>> START

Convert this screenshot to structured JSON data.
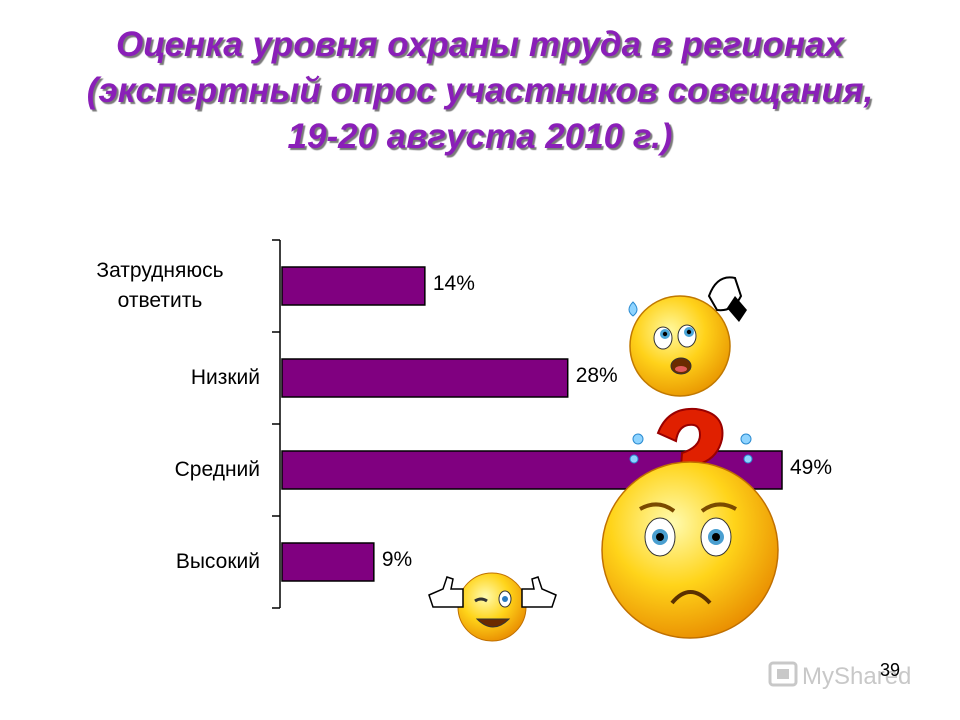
{
  "title_lines": [
    "Оценка уровня охраны труда в регионах",
    "(экспертный опрос участников совещания,",
    "19-20 августа 2010 г.)"
  ],
  "chart_data": {
    "type": "bar",
    "orientation": "horizontal",
    "title": "Оценка уровня охраны труда в регионах (экспертный опрос участников совещания, 19-20 августа 2010 г.)",
    "categories": [
      "Затрудняюсь ответить",
      "Низкий",
      "Средний",
      "Высокий"
    ],
    "category_lines": [
      [
        "Затрудняюсь",
        "ответить"
      ],
      [
        "Низкий"
      ],
      [
        "Средний"
      ],
      [
        "Высокий"
      ]
    ],
    "values": [
      14,
      28,
      49,
      9
    ],
    "value_labels": [
      "14%",
      "28%",
      "49%",
      "9%"
    ],
    "xlim": [
      0,
      50
    ],
    "bar_color": "#800080",
    "grid": false,
    "legend": "none"
  },
  "page_number": "39",
  "watermark": "MyShared",
  "icons": [
    "worried-smiley-icon",
    "confused-smiley-icon",
    "thumbs-up-smiley-icon"
  ]
}
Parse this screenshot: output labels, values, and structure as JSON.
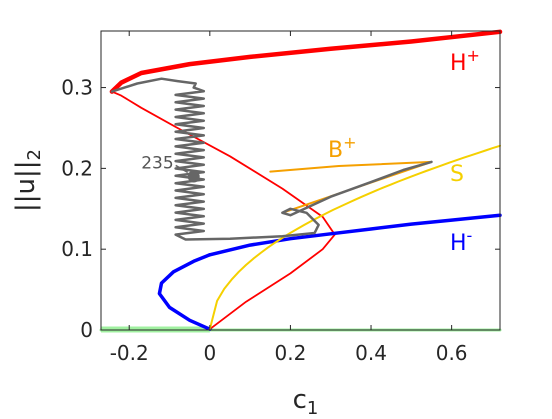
{
  "chart_data": {
    "type": "line",
    "title": "",
    "xlabel": "c",
    "xlabel_sub": "1",
    "ylabel": "||u||",
    "ylabel_sub": "2",
    "xlim": [
      -0.27,
      0.72
    ],
    "ylim": [
      0,
      0.37
    ],
    "xticks": [
      -0.2,
      0,
      0.2,
      0.4,
      0.6
    ],
    "xtick_labels": [
      "-0.2",
      "0",
      "0.2",
      "0.4",
      "0.6"
    ],
    "yticks": [
      0,
      0.1,
      0.2,
      0.3
    ],
    "ytick_labels": [
      "0",
      "0.1",
      "0.2",
      "0.3"
    ],
    "grid": false,
    "series": [
      {
        "label": "H",
        "sup": "+",
        "color": "#ff0000",
        "width_stable": 4.5,
        "width_unstable": 1.8
      },
      {
        "label": "B",
        "sup": "+",
        "color": "#f5a000",
        "width": 2
      },
      {
        "label": "S",
        "sup": "",
        "color": "#f5d000",
        "width": 2
      },
      {
        "label": "H",
        "sup": "-",
        "color": "#0000ff",
        "width": 3.5
      },
      {
        "color": "#a0f0a0",
        "width": 3
      },
      {
        "color": "#666666",
        "width": 2.5
      }
    ],
    "point_label": "235",
    "point": [
      -0.04,
      0.19
    ]
  }
}
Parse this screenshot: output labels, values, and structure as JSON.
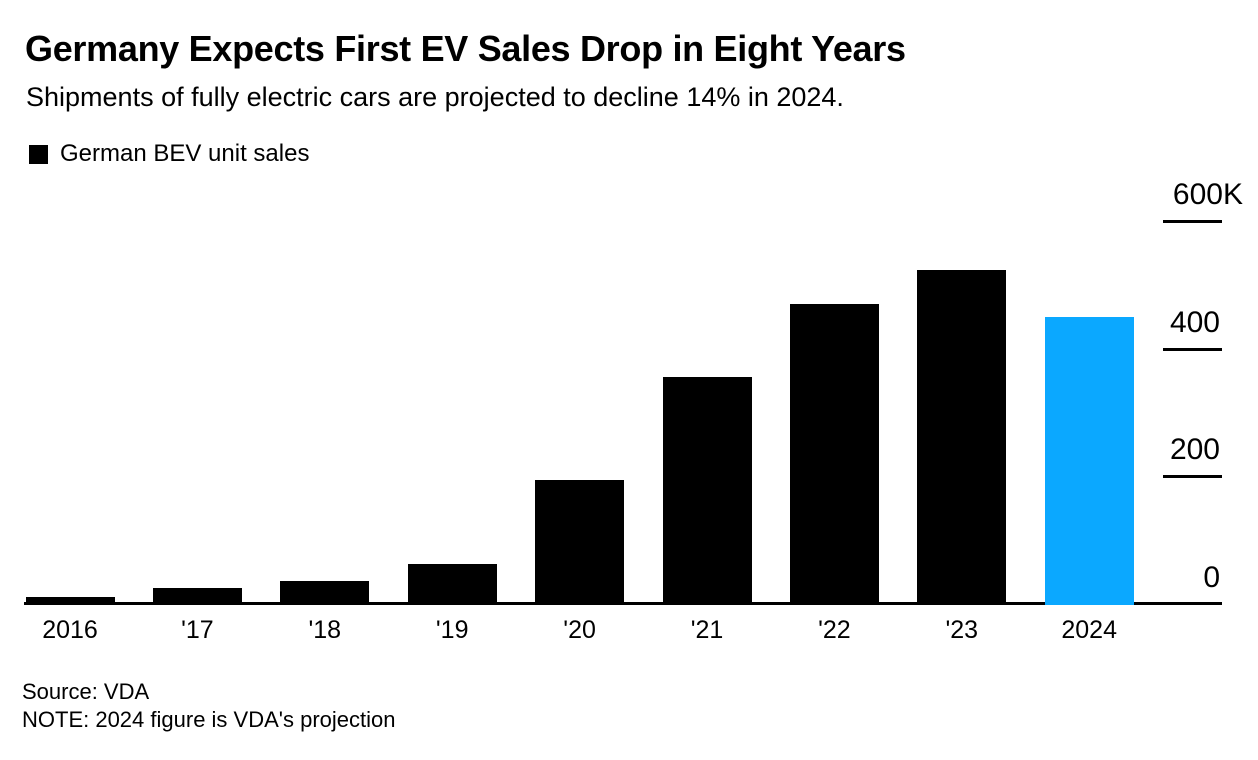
{
  "header": {
    "title": "Germany Expects First EV Sales Drop in Eight Years",
    "subtitle": "Shipments of fully electric cars are projected to decline 14% in 2024."
  },
  "legend": {
    "label": "German BEV unit sales",
    "swatch_color": "#000000"
  },
  "chart_data": {
    "type": "bar",
    "title": "German BEV unit sales",
    "categories": [
      "2016",
      "'17",
      "'18",
      "'19",
      "'20",
      "'21",
      "'22",
      "'23",
      "2024"
    ],
    "values_thousands": [
      11,
      25,
      36,
      63,
      194,
      356,
      471,
      524,
      451
    ],
    "unit": "K (thousand units)",
    "ylim": [
      0,
      600
    ],
    "yticks": [
      {
        "label": "600K",
        "value": 600
      },
      {
        "label": "400",
        "value": 400
      },
      {
        "label": "200",
        "value": 200
      },
      {
        "label": "0",
        "value": 0
      }
    ],
    "grid": false,
    "legend_position": "top-left",
    "yaxis_side": "right",
    "bar_color_default": "#000000",
    "bar_color_highlight": "#0BA8FF",
    "highlight_category": "2024",
    "axis_color": "#000000"
  },
  "footer": {
    "source": "Source: VDA",
    "note": "NOTE: 2024 figure is VDA's projection"
  }
}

>> END

**What needs to be done:** The listing above must be printed again exactly, minus its pictures.

**Written answer:**
Convert this screenshot to structured JSON data.
{
  "title_lines": [
    "Оценка уровня охраны труда в регионах",
    "(экспертный опрос участников совещания,",
    "19-20 августа 2010 г.)"
  ],
  "chart_data": {
    "type": "bar",
    "orientation": "horizontal",
    "title": "Оценка уровня охраны труда в регионах (экспертный опрос участников совещания, 19-20 августа 2010 г.)",
    "categories": [
      "Затрудняюсь ответить",
      "Низкий",
      "Средний",
      "Высокий"
    ],
    "category_lines": [
      [
        "Затрудняюсь",
        "ответить"
      ],
      [
        "Низкий"
      ],
      [
        "Средний"
      ],
      [
        "Высокий"
      ]
    ],
    "values": [
      14,
      28,
      49,
      9
    ],
    "value_labels": [
      "14%",
      "28%",
      "49%",
      "9%"
    ],
    "xlim": [
      0,
      50
    ],
    "bar_color": "#800080",
    "grid": false,
    "legend": "none"
  },
  "page_number": "39",
  "watermark": "MyShared",
  "icons": [
    "worried-smiley-icon",
    "confused-smiley-icon",
    "thumbs-up-smiley-icon"
  ]
}
Parse this screenshot: output labels, values, and structure as JSON.
{
  "chart_data": {
    "type": "line",
    "title": "",
    "xlabel": "c",
    "xlabel_sub": "1",
    "ylabel": "||u||",
    "ylabel_sub": "2",
    "xlim": [
      -0.27,
      0.72
    ],
    "ylim": [
      0,
      0.37
    ],
    "xticks": [
      -0.2,
      0,
      0.2,
      0.4,
      0.6
    ],
    "xtick_labels": [
      "-0.2",
      "0",
      "0.2",
      "0.4",
      "0.6"
    ],
    "yticks": [
      0,
      0.1,
      0.2,
      0.3
    ],
    "ytick_labels": [
      "0",
      "0.1",
      "0.2",
      "0.3"
    ],
    "grid": false,
    "series": [
      {
        "label": "H",
        "sup": "+",
        "color": "#ff0000",
        "width_stable": 4.5,
        "width_unstable": 1.8
      },
      {
        "label": "B",
        "sup": "+",
        "color": "#f5a000",
        "width": 2
      },
      {
        "label": "S",
        "sup": "",
        "color": "#f5d000",
        "width": 2
      },
      {
        "label": "H",
        "sup": "-",
        "color": "#0000ff",
        "width": 3.5
      },
      {
        "color": "#a0f0a0",
        "width": 3
      },
      {
        "color": "#666666",
        "width": 2.5
      }
    ],
    "point_label": "235",
    "point": [
      -0.04,
      0.19
    ]
  }
}
Parse this screenshot: output labels, values, and structure as JSON.
{
  "header": {
    "title": "Germany Expects First EV Sales Drop in Eight Years",
    "subtitle": "Shipments of fully electric cars are projected to decline 14% in 2024."
  },
  "legend": {
    "label": "German BEV unit sales",
    "swatch_color": "#000000"
  },
  "chart_data": {
    "type": "bar",
    "title": "German BEV unit sales",
    "categories": [
      "2016",
      "'17",
      "'18",
      "'19",
      "'20",
      "'21",
      "'22",
      "'23",
      "2024"
    ],
    "values_thousands": [
      11,
      25,
      36,
      63,
      194,
      356,
      471,
      524,
      451
    ],
    "unit": "K (thousand units)",
    "ylim": [
      0,
      600
    ],
    "yticks": [
      {
        "label": "600K",
        "value": 600
      },
      {
        "label": "400",
        "value": 400
      },
      {
        "label": "200",
        "value": 200
      },
      {
        "label": "0",
        "value": 0
      }
    ],
    "grid": false,
    "legend_position": "top-left",
    "yaxis_side": "right",
    "bar_color_default": "#000000",
    "bar_color_highlight": "#0BA8FF",
    "highlight_category": "2024",
    "axis_color": "#000000"
  },
  "footer": {
    "source": "Source: VDA",
    "note": "NOTE: 2024 figure is VDA's projection"
  }
}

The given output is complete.